— START OF Document text —

OK, modulo parenthetical nit below.

I would prefer you split this into two patches, a minimal patch
to support running without `-k' and another for all the other
changes, but I'm not opposed to one patch for this change.
The first patch would change nothing, but add the variable,
and the second patch changes the default and includes the summary
changes.

> diff --git a/INSTALL b/INSTALL
> index bfa692d..bcb53b8 100644
> --- a/INSTALL
> +++ b/INSTALL
> @@ -154,7 +154,7 @@ will be used, and CFLAGS sets optimization options for the compiler.
>  
>       If you only specify `--host', `configure' will prepare for a
>       native compile but use what you specify instead of guessing what
> -     your system is. This is most useful to change the CPU submodel.
> +     your system is.  This is most useful to change the CPU submodel.

OK. Split into another patch?

>       For example, if `configure' guesses your machine as
>       `i686-pc-linux-gnu' but you want to compile a library for 586es,
>       give `--host=i586-pc-linux-gnu' or just `--host=i586-linux' and add
> @@ -192,11 +192,16 @@ an appropriate numeric parameter to `make'.  You need a recent GNU
>  
>     To build and run test programs which exercise some of the library
>  facilities, type `make check'.  If it does not complete successfully,
> -do not use the built library, and report a bug after verifying that the
> -problem is not already known.  *Note Reporting Bugs::, for instructions
> -on reporting bugs.  Note that some of the tests assume they are not
> -being run by `root'.  We recommend you compile and test the GNU C
> -Library as an unprivileged user.
> +or if it reports any unexpected failures or errors in its final summary
> +of results, do not use the built library, and report a bug after
> +verifying that the problem is not already known.  (You can specify
> +`stop-on-test-failure=y' when running `make check' to make the test run
> +stop and exit with an error status immediately when a failure occurs,
> +rather than completing the test run and reporting all problems found.)

— END OF Document text —

:: Directives ::
(1) Edit the patch review from the words "OK, modulo parenthetical" through the words "for the compiler.", replacing "variable" with "option".
(2) Using the patch review, answer yes or no to each statement and quote the words that decide it: (a) The reviewer refuses to accept the change as a single patch. (b) The proposed first patch would add the variable without changing anything else. (c) Specifying `stop-on-test-failure=y' makes the test run finish before reporting a failure.

— START OF Dataset excerpt —

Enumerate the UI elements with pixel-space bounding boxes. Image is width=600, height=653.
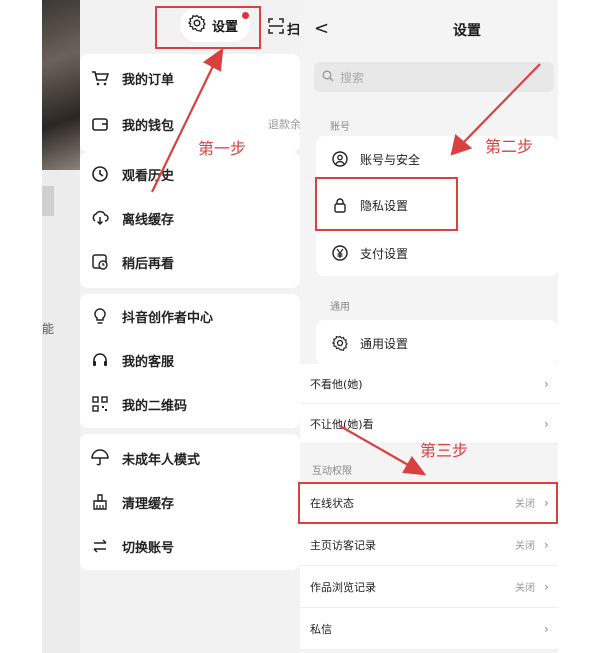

— END OF Dataset excerpt —

:: Task answers ::
(1)
OK, modulo parenthetical nit below.

I would prefer you split this into two patches, a minimal patch
to support running without `-k' and another for all the other
changes, but I'm not opposed to one patch for this change.
The first patch would change nothing, but add the option,
and the second patch changes the default and includes the summary
changes.

> diff --git a/INSTALL b/INSTALL
> index bfa692d..bcb53b8 100644
> --- a/INSTALL
> +++ b/INSTALL
> @@ -154,7 +154,7 @@ will be used, and CFLAGS sets optimization options for the compiler.

(2)
(a) No: "but I'm not opposed to one patch for this change."
(b) Yes: "The first patch would change nothing, but add the variable"
(c) No: "stop and exit with an error status immediately when a failure occurs"